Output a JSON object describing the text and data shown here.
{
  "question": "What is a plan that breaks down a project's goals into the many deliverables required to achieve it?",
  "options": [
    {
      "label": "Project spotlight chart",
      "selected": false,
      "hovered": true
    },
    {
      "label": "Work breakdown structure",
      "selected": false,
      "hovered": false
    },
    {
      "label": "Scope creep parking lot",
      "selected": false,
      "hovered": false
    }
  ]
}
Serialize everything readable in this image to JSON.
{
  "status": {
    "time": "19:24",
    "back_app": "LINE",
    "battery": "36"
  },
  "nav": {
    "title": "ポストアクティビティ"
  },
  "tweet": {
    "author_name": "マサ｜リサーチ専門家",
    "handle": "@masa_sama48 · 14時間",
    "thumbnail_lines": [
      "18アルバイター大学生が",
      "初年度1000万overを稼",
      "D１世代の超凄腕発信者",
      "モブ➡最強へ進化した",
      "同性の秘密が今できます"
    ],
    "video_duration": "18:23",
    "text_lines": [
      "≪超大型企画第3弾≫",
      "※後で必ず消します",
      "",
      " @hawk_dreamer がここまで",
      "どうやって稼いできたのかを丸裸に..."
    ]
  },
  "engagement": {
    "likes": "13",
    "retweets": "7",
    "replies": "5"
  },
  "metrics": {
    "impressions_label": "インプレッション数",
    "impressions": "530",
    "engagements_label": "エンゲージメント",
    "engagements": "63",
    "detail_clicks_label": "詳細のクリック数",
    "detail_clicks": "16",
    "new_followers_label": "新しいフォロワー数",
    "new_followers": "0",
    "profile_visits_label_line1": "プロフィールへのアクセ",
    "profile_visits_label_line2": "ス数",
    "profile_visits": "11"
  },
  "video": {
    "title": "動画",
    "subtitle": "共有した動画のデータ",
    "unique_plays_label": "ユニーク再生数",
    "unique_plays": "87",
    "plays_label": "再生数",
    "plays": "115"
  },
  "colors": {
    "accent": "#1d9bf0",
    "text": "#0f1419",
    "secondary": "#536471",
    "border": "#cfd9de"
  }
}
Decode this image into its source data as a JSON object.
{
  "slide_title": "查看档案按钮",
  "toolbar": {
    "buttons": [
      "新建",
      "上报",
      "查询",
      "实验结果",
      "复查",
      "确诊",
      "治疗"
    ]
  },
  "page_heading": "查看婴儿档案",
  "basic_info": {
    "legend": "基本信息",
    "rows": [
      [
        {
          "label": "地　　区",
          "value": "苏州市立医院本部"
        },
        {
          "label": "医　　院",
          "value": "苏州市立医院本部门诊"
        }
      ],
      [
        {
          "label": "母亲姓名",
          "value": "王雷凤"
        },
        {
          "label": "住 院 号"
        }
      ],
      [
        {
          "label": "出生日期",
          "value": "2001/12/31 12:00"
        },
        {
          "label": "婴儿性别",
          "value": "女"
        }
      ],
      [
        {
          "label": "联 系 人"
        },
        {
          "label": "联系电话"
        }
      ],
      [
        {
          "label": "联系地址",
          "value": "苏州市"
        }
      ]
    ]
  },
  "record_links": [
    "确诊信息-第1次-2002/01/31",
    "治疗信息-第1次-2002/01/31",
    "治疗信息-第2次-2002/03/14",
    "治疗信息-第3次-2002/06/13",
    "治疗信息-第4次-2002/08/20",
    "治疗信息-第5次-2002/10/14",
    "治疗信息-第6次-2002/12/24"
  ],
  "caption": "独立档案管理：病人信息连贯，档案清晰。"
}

Aim —
Search the data above for the string "into" and return every line that has it.

Completed task —
  "question": "What is a plan that breaks down a project's goals into the many deliverables required to achieve it?",
Decode this image into its source data as a JSON object.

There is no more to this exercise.